### Data entries ###
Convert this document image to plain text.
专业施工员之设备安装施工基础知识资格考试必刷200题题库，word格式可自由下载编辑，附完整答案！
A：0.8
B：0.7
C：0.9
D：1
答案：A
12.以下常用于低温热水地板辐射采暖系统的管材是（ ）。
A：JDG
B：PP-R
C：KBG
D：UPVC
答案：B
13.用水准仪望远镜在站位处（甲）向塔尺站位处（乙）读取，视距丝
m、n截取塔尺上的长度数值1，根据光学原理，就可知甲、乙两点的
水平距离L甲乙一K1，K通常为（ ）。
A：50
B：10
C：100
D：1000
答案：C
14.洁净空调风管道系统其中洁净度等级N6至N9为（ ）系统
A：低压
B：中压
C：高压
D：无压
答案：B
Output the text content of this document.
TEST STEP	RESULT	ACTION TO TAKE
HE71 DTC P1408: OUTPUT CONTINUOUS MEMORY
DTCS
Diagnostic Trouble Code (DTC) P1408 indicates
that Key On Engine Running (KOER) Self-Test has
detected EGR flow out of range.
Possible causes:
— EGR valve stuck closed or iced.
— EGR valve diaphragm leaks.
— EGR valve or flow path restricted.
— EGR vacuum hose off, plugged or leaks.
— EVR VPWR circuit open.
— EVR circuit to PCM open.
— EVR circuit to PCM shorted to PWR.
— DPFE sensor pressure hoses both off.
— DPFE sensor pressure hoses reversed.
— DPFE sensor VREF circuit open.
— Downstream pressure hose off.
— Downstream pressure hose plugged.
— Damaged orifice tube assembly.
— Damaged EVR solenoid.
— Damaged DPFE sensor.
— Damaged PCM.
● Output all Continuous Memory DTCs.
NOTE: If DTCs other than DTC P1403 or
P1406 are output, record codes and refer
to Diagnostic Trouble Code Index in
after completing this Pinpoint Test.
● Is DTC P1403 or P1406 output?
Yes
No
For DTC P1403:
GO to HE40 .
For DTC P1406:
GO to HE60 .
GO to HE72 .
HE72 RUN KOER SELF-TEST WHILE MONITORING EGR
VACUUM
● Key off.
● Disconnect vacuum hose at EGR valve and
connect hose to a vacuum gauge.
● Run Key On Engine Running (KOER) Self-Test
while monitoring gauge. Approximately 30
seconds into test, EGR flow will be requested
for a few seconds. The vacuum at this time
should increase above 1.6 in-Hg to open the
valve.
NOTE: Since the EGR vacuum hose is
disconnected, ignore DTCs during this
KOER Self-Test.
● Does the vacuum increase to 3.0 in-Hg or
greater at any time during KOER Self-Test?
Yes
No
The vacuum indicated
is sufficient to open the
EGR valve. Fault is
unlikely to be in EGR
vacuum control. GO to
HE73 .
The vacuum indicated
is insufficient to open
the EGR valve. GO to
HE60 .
###
What to do
Every line that holds the word "NOTE" should be extracted.

Output of the task
NOTE: If DTCs other than DTC P1403 or
NOTE: Since the EGR vacuum hose is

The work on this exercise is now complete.